# YOUR GOAL
Find every line in the records below that holds the word "flux", and copy each one.

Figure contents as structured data
━━━
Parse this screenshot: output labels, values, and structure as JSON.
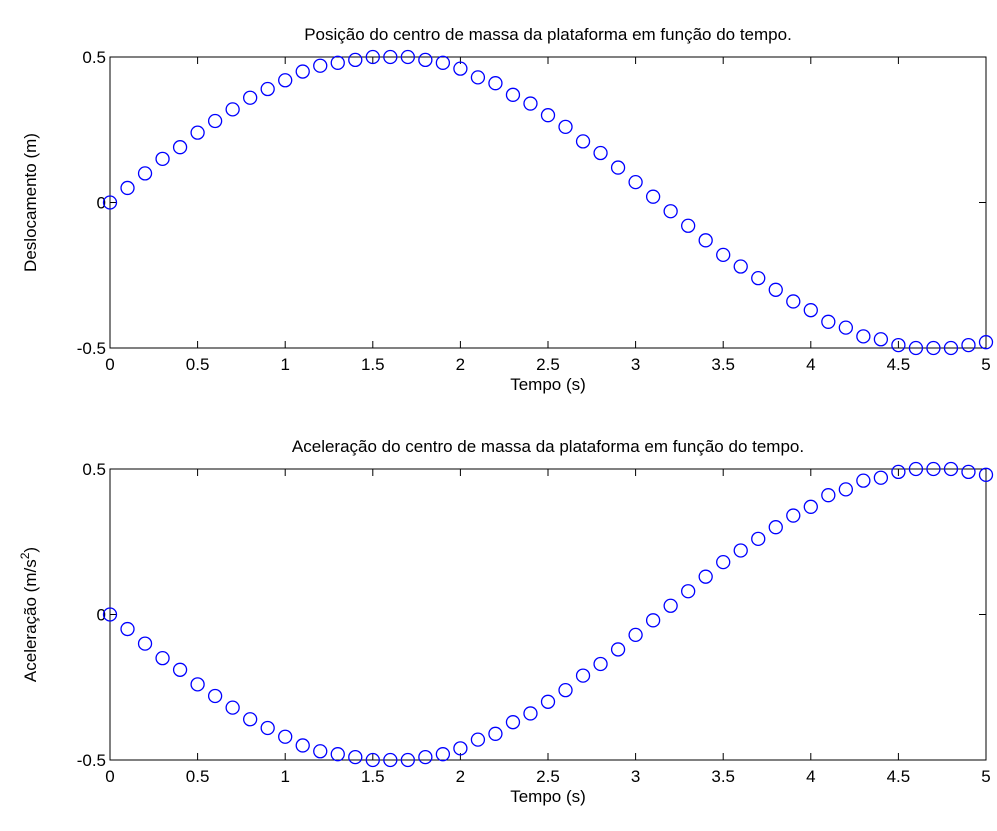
{
  "chart_data": [
    {
      "type": "scatter",
      "title": "Posição do centro de massa da plataforma em função do tempo.",
      "xlabel": "Tempo (s)",
      "ylabel": "Deslocamento (m)",
      "xlim": [
        0,
        5
      ],
      "ylim": [
        -0.5,
        0.5
      ],
      "xticks": [
        "0",
        "0.5",
        "1",
        "1.5",
        "2",
        "2.5",
        "3",
        "3.5",
        "4",
        "4.5",
        "5"
      ],
      "yticks": [
        "-0.5",
        "0",
        "0.5"
      ],
      "grid": false,
      "marker": "circle",
      "color": "#0000ff",
      "series": [
        {
          "x": [
            0,
            0.1,
            0.2,
            0.3,
            0.4,
            0.5,
            0.6,
            0.7,
            0.8,
            0.9,
            1.0,
            1.1,
            1.2,
            1.3,
            1.4,
            1.5,
            1.6,
            1.7,
            1.8,
            1.9,
            2.0,
            2.1,
            2.2,
            2.3,
            2.4,
            2.5,
            2.6,
            2.7,
            2.8,
            2.9,
            3.0,
            3.1,
            3.2,
            3.3,
            3.4,
            3.5,
            3.6,
            3.7,
            3.8,
            3.9,
            4.0,
            4.1,
            4.2,
            4.3,
            4.4,
            4.5,
            4.6,
            4.7,
            4.8,
            4.9,
            5.0
          ],
          "values": [
            0,
            0.05,
            0.1,
            0.15,
            0.19,
            0.24,
            0.28,
            0.32,
            0.36,
            0.39,
            0.42,
            0.45,
            0.47,
            0.48,
            0.49,
            0.5,
            0.5,
            0.5,
            0.49,
            0.48,
            0.46,
            0.43,
            0.41,
            0.37,
            0.34,
            0.3,
            0.26,
            0.21,
            0.17,
            0.12,
            0.07,
            0.02,
            -0.03,
            -0.08,
            -0.13,
            -0.18,
            -0.22,
            -0.26,
            -0.3,
            -0.34,
            -0.37,
            -0.41,
            -0.43,
            -0.46,
            -0.47,
            -0.49,
            -0.5,
            -0.5,
            -0.5,
            -0.49,
            -0.48
          ]
        }
      ]
    },
    {
      "type": "scatter",
      "title": "Aceleração do centro de massa da plataforma em função do tempo.",
      "xlabel": "Tempo (s)",
      "ylabel": "Aceleração (m/s",
      "ylabel_sup": "2",
      "ylabel_suffix": ")",
      "xlim": [
        0,
        5
      ],
      "ylim": [
        -0.5,
        0.5
      ],
      "xticks": [
        "0",
        "0.5",
        "1",
        "1.5",
        "2",
        "2.5",
        "3",
        "3.5",
        "4",
        "4.5",
        "5"
      ],
      "yticks": [
        "-0.5",
        "0",
        "0.5"
      ],
      "grid": false,
      "marker": "circle",
      "color": "#0000ff",
      "series": [
        {
          "x": [
            0,
            0.1,
            0.2,
            0.3,
            0.4,
            0.5,
            0.6,
            0.7,
            0.8,
            0.9,
            1.0,
            1.1,
            1.2,
            1.3,
            1.4,
            1.5,
            1.6,
            1.7,
            1.8,
            1.9,
            2.0,
            2.1,
            2.2,
            2.3,
            2.4,
            2.5,
            2.6,
            2.7,
            2.8,
            2.9,
            3.0,
            3.1,
            3.2,
            3.3,
            3.4,
            3.5,
            3.6,
            3.7,
            3.8,
            3.9,
            4.0,
            4.1,
            4.2,
            4.3,
            4.4,
            4.5,
            4.6,
            4.7,
            4.8,
            4.9,
            5.0
          ],
          "values": [
            0,
            -0.05,
            -0.1,
            -0.15,
            -0.19,
            -0.24,
            -0.28,
            -0.32,
            -0.36,
            -0.39,
            -0.42,
            -0.45,
            -0.47,
            -0.48,
            -0.49,
            -0.5,
            -0.5,
            -0.5,
            -0.49,
            -0.48,
            -0.46,
            -0.43,
            -0.41,
            -0.37,
            -0.34,
            -0.3,
            -0.26,
            -0.21,
            -0.17,
            -0.12,
            -0.07,
            -0.02,
            0.03,
            0.08,
            0.13,
            0.18,
            0.22,
            0.26,
            0.3,
            0.34,
            0.37,
            0.41,
            0.43,
            0.46,
            0.47,
            0.49,
            0.5,
            0.5,
            0.5,
            0.49,
            0.48
          ]
        }
      ]
    }
  ]
}
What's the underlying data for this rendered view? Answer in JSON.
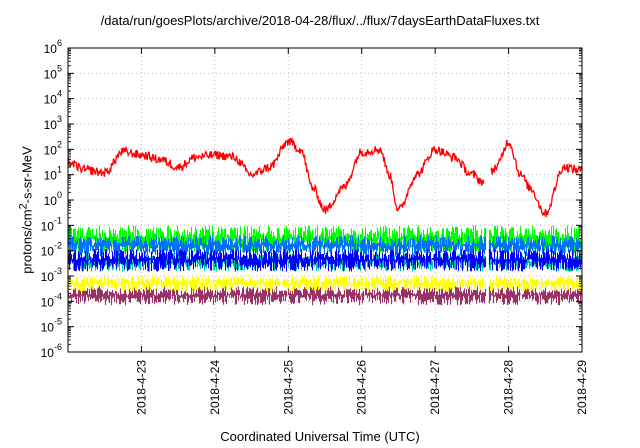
{
  "title": "/data/run/goesPlots/archive/2018-04-28/flux/../flux/7daysEarthDataFluxes.txt",
  "xlabel": "Coordinated Universal Time (UTC)",
  "ylabel_html": "protons/cm<sup>2</sup>-s-sr-MeV",
  "chart_data": {
    "type": "line",
    "title": "/data/run/goesPlots/archive/2018-04-28/flux/../flux/7daysEarthDataFluxes.txt",
    "xlabel": "Coordinated Universal Time (UTC)",
    "ylabel": "protons/cm2-s-sr-MeV",
    "yscale": "log",
    "ylim": [
      1e-06,
      1000000.0
    ],
    "y_ticks": [
      -6,
      -5,
      -4,
      -3,
      -2,
      -1,
      0,
      1,
      2,
      3,
      4,
      5,
      6
    ],
    "xlim": [
      "2018-04-22T00:00",
      "2018-04-29T00:00"
    ],
    "x_tick_labels": [
      "2018-4-23",
      "2018-4-24",
      "2018-4-25",
      "2018-4-26",
      "2018-4-27",
      "2018-4-28",
      "2018-4-29"
    ],
    "grid": true,
    "series": [
      {
        "color": "#ff0000",
        "x": [
          "2018-04-22T00:00",
          "2018-04-22T06:00",
          "2018-04-22T12:00",
          "2018-04-22T18:00",
          "2018-04-23T00:00",
          "2018-04-23T06:00",
          "2018-04-23T12:00",
          "2018-04-23T18:00",
          "2018-04-24T00:00",
          "2018-04-24T06:00",
          "2018-04-24T12:00",
          "2018-04-24T18:00",
          "2018-04-25T00:00",
          "2018-04-25T04:00",
          "2018-04-25T08:00",
          "2018-04-25T12:00",
          "2018-04-25T18:00",
          "2018-04-26T00:00",
          "2018-04-26T06:00",
          "2018-04-26T09:00",
          "2018-04-26T12:00",
          "2018-04-26T18:00",
          "2018-04-27T00:00",
          "2018-04-27T06:00",
          "2018-04-27T12:00",
          "2018-04-27T16:00",
          "2018-04-27T20:00",
          "2018-04-28T00:00",
          "2018-04-28T04:00",
          "2018-04-28T07:00",
          "2018-04-28T12:00",
          "2018-04-28T18:00",
          "2018-04-29T00:00"
        ],
        "y": [
          30,
          15,
          12,
          80,
          60,
          40,
          20,
          50,
          60,
          50,
          10,
          20,
          200,
          100,
          3,
          0.4,
          3,
          80,
          100,
          10,
          0.4,
          10,
          100,
          50,
          10,
          5,
          20,
          200,
          10,
          3,
          0.3,
          20,
          15
        ]
      },
      {
        "color": "#00ff00",
        "band": [
          0.008,
          0.1
        ],
        "x": [
          "2018-04-22T00:00",
          "2018-04-29T00:00"
        ],
        "y": [
          0.02,
          0.02
        ]
      },
      {
        "color": "#0070ff",
        "band": [
          0.006,
          0.04
        ],
        "x": [
          "2018-04-22T00:00",
          "2018-04-29T00:00"
        ],
        "y": [
          0.015,
          0.015
        ]
      },
      {
        "color": "#00c8a0",
        "band": [
          0.0015,
          0.008
        ],
        "x": [
          "2018-04-22T00:00",
          "2018-04-29T00:00"
        ],
        "y": [
          0.003,
          0.003
        ]
      },
      {
        "color": "#0000ff",
        "band": [
          0.0015,
          0.012
        ],
        "x": [
          "2018-04-22T00:00",
          "2018-04-29T00:00"
        ],
        "y": [
          0.005,
          0.005
        ]
      },
      {
        "color": "#ffff00",
        "band": [
          0.00025,
          0.001
        ],
        "x": [
          "2018-04-22T00:00",
          "2018-04-29T00:00"
        ],
        "y": [
          0.0005,
          0.0005
        ]
      },
      {
        "color": "#993366",
        "band": [
          7e-05,
          0.0004
        ],
        "x": [
          "2018-04-22T00:00",
          "2018-04-29T00:00"
        ],
        "y": [
          0.00015,
          0.00015
        ]
      }
    ],
    "data_gap": "2018-04-27T17:00"
  }
}
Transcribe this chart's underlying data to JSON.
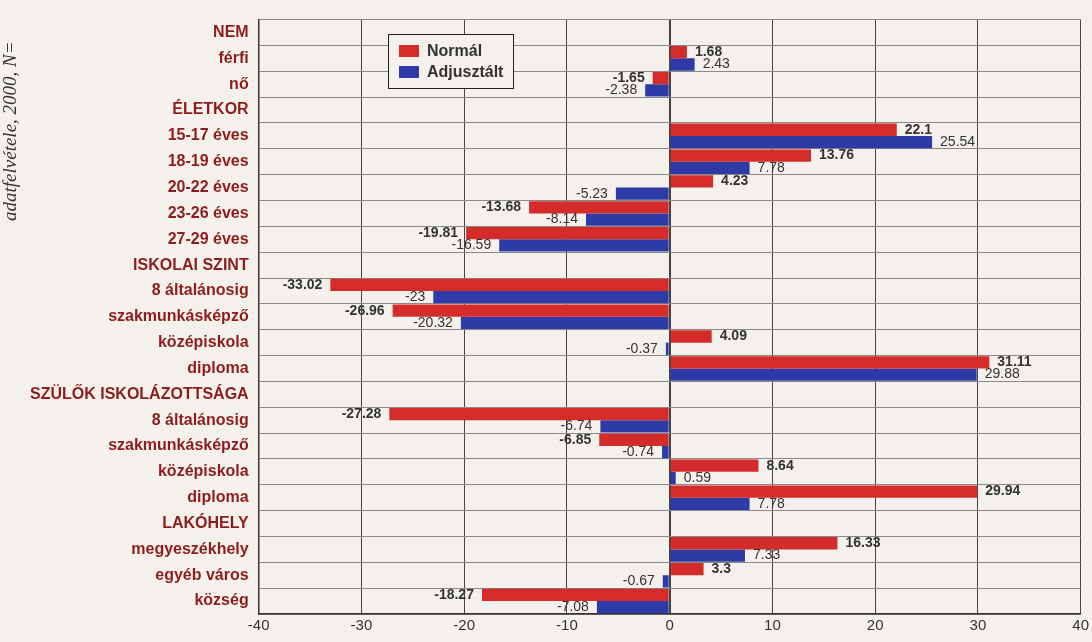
{
  "chart_data": {
    "type": "bar",
    "orientation": "horizontal",
    "categories": [
      "NEM",
      "férfi",
      "nő",
      "ÉLETKOR",
      "15-17 éves",
      "18-19 éves",
      "20-22 éves",
      "23-26 éves",
      "27-29 éves",
      "ISKOLAI SZINT",
      "8 általánosig",
      "szakmunkásképző",
      "középiskola",
      "diploma",
      "SZÜLŐK ISKOLÁZOTTSÁGA",
      "8 általánosig",
      "szakmunkásképző",
      "középiskola",
      "diploma",
      "LAKÓHELY",
      "megyeszékhely",
      "egyéb város",
      "község"
    ],
    "series": [
      {
        "name": "Normál",
        "color": "#d42b2b",
        "values": [
          null,
          1.68,
          -1.65,
          null,
          22.1,
          13.76,
          4.23,
          -13.68,
          -19.81,
          null,
          -33.02,
          -26.96,
          4.09,
          31.11,
          null,
          -27.28,
          -6.85,
          8.64,
          29.94,
          null,
          16.33,
          3.3,
          -18.27
        ]
      },
      {
        "name": "Adjusztált",
        "color": "#2e3aa6",
        "values": [
          null,
          2.43,
          -2.38,
          null,
          25.54,
          7.78,
          -5.23,
          -8.14,
          -16.59,
          null,
          -23,
          -20.32,
          -0.37,
          29.88,
          null,
          -6.74,
          -0.74,
          0.59,
          7.78,
          null,
          7.33,
          -0.67,
          -7.08
        ]
      }
    ],
    "xlim": [
      -40,
      40
    ],
    "xticks": [
      -40,
      -30,
      -20,
      -10,
      0,
      10,
      20,
      30,
      40
    ],
    "grid": true,
    "legend": "top left",
    "data_labels": true,
    "annotations": [
      "adatfelvétele, 2000, N="
    ]
  }
}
━━━
# IN RESPONSE
  "title": "/data/run/goesPlots/archive/2018-04-28/flux/../flux/7daysEarthDataFluxes.txt",
    "title": "/data/run/goesPlots/archive/2018-04-28/flux/../flux/7daysEarthDataFluxes.txt",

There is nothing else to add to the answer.